- [Task goal] Every record should be written out exactly, with the pictures left out.

[Stored data start]

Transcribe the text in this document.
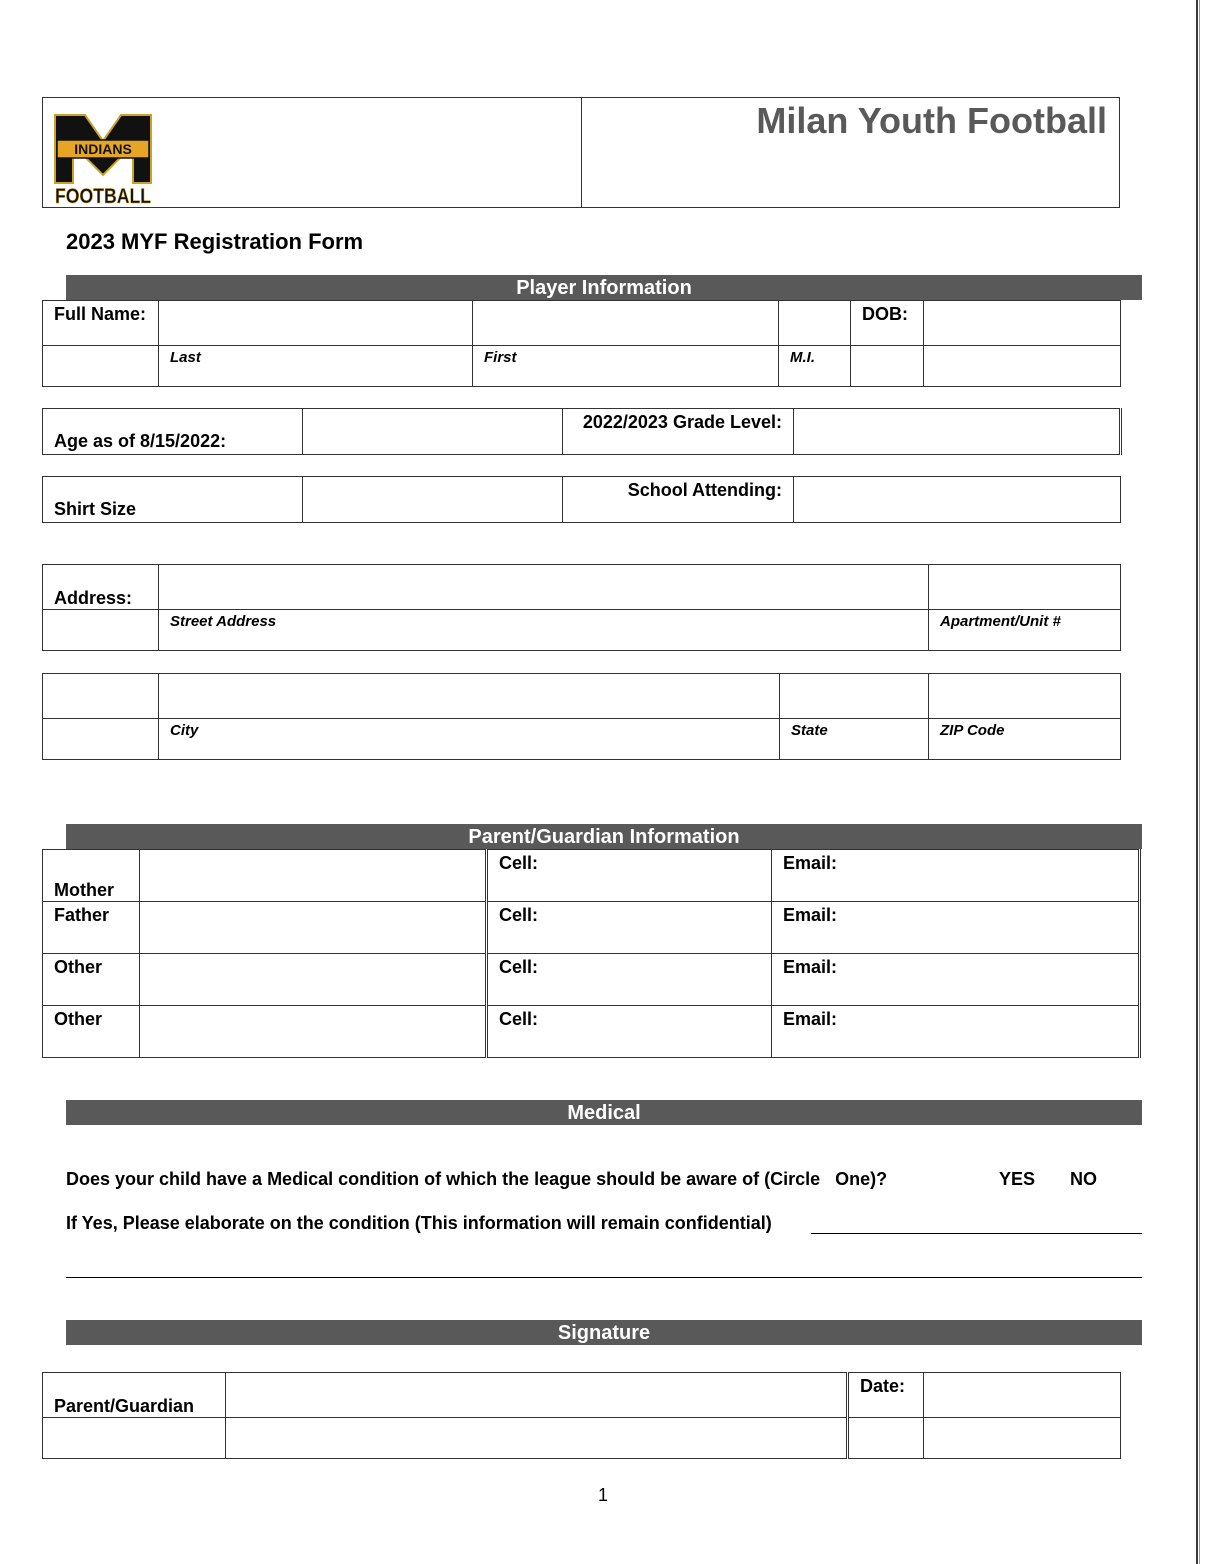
INDIANS
FOOTBALL
Milan Youth Football
2023 MYF Registration Form
Player Information
Full Name:				DOB:	
	Last	First	M.I.		
Age as of 8/15/2022:		2022/2023 Grade Level:	
Shirt Size		School Attending:	
Address:		
	Street Address	Apartment/Unit #

	City	State	ZIP Code
Parent/Guardian Information
Mother		Cell:	Email:
Father		Cell:	Email:
Other		Cell:	Email:
Other		Cell:	Email:
Medical
Does your child have a Medical condition of which the league should be aware of (Circle   One)?	YES NO
If Yes, Please elaborate on the condition (This information will remain confidential)
Signature
Parent/Guardian		Date:	

1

[Stored data end]

- [Complete response]
Transcribe the text in this document.
INDIANS
FOOTBALL
Milan Youth Football
2023 MYF Registration Form
Player Information
Full Name:				DOB:	
	Last	First	M.I.		
Age as of 8/15/2022:		2022/2023 Grade Level:	
Shirt Size		School Attending:	
Address:		
	Street Address	Apartment/Unit #

	City	State	ZIP Code
Parent/Guardian Information
Mother		Cell:	Email:
Father		Cell:	Email:
Other		Cell:	Email:
Other		Cell:	Email:
Medical
Does your child have a Medical condition of which the league should be aware of (Circle   One)?	YES NO
If Yes, Please elaborate on the condition (This information will remain confidential)
Signature
Parent/Guardian		Date:	

1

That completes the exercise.